What you are asked to do — Where a line holds the word "Secretaría", copy that line.

* Begin *

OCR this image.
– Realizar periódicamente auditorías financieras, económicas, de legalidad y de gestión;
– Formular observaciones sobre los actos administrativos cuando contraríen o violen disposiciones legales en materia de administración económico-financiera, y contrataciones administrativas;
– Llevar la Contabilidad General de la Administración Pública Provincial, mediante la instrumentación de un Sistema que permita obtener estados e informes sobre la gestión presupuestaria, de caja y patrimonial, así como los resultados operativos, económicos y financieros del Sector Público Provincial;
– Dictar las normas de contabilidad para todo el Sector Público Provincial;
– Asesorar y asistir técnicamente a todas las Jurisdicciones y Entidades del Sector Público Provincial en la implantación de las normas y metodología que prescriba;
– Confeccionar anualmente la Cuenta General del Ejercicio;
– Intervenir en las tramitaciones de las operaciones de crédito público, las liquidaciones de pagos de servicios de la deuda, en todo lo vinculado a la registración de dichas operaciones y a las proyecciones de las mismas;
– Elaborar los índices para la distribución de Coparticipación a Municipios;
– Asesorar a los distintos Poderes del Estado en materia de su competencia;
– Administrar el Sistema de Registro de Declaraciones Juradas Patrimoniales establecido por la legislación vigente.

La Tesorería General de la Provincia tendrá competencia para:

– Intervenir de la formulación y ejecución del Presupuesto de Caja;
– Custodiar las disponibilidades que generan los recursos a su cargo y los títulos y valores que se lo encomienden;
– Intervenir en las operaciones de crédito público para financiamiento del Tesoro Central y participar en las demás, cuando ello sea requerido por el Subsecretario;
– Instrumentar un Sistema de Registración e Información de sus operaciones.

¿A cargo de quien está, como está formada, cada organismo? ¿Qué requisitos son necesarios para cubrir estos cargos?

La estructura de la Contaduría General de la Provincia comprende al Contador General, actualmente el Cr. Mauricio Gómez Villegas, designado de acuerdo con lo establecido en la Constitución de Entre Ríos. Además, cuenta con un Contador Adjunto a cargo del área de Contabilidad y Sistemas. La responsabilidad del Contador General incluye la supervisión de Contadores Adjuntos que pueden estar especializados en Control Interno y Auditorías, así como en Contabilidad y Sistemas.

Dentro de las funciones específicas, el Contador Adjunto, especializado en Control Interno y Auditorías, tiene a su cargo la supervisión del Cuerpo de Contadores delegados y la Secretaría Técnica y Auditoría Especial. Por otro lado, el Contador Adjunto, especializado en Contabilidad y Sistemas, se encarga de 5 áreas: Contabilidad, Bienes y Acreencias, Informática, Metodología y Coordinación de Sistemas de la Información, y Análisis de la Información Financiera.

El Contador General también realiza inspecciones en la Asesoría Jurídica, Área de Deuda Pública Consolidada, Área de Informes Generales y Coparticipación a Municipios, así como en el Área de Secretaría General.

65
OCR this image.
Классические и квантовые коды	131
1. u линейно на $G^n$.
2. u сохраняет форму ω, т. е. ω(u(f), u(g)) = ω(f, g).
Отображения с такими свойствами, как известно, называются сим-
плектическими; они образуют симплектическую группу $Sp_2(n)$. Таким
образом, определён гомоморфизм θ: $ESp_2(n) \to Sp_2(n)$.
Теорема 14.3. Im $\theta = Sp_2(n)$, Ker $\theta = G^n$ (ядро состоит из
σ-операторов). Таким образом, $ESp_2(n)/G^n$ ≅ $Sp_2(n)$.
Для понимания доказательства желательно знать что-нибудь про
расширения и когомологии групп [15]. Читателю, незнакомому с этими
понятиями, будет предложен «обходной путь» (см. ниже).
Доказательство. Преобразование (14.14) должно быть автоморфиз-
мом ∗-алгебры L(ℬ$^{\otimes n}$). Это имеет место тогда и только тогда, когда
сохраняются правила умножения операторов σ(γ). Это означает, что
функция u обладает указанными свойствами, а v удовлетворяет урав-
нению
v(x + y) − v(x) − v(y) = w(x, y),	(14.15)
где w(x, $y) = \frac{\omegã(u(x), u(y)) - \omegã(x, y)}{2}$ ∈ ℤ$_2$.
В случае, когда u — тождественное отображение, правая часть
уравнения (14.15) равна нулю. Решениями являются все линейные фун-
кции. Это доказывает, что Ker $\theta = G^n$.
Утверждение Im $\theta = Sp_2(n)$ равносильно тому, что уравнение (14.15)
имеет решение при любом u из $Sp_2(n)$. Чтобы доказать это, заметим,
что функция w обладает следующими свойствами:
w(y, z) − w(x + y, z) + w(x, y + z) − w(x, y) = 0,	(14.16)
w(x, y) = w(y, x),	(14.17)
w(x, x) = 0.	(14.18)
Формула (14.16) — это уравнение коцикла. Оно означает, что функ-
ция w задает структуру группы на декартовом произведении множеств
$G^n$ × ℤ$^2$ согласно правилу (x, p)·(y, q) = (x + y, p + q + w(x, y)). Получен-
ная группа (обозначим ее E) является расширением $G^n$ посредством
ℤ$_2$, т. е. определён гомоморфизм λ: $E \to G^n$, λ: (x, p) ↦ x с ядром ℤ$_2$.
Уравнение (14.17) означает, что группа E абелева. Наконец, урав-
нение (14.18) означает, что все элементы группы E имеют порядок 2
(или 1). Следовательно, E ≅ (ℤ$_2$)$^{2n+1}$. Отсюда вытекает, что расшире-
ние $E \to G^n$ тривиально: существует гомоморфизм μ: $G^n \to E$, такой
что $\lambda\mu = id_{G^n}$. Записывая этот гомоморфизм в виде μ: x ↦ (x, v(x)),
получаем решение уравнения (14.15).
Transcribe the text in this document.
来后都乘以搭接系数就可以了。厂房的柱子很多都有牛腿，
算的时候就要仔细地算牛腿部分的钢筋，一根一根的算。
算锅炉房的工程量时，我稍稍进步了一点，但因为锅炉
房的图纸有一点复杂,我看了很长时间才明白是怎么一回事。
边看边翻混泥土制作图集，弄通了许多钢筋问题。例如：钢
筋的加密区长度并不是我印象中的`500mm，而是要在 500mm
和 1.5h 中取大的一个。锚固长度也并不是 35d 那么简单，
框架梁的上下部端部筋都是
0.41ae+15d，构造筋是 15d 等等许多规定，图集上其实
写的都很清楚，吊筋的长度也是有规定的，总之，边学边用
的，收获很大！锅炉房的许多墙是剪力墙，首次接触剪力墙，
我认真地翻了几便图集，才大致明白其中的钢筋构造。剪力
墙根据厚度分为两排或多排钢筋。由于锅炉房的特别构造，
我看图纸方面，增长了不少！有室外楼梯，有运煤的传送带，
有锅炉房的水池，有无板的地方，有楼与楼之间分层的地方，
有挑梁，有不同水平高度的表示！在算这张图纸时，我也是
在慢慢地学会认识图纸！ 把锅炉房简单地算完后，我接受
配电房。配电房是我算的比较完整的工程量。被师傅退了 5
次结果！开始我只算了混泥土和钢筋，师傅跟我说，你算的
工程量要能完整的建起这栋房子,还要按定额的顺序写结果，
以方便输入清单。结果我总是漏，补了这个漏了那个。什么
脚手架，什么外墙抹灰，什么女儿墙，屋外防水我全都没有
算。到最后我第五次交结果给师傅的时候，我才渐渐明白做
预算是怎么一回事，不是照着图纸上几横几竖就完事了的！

* End *

Solution —
Dentro de las funciones específicas, el Contador Adjunto, especializado en Control Interno y Auditorías, tiene a su cargo la supervisión del Cuerpo de Contadores delegados y la Secretaría Técnica y Auditoría Especial. Por otro lado, el Contador Adjunto, especializado en Contabilidad y Sistemas, se encarga de 5 áreas: Contabilidad, Bienes y Acreencias, Informática, Metodología y Coordinación de Sistemas de la Información, y Análisis de la Información Financiera.
El Contador General también realiza inspecciones en la Asesoría Jurídica, Área de Deuda Pública Consolidada, Área de Informes Generales y Coparticipación a Municipios, así como en el Área de Secretaría General.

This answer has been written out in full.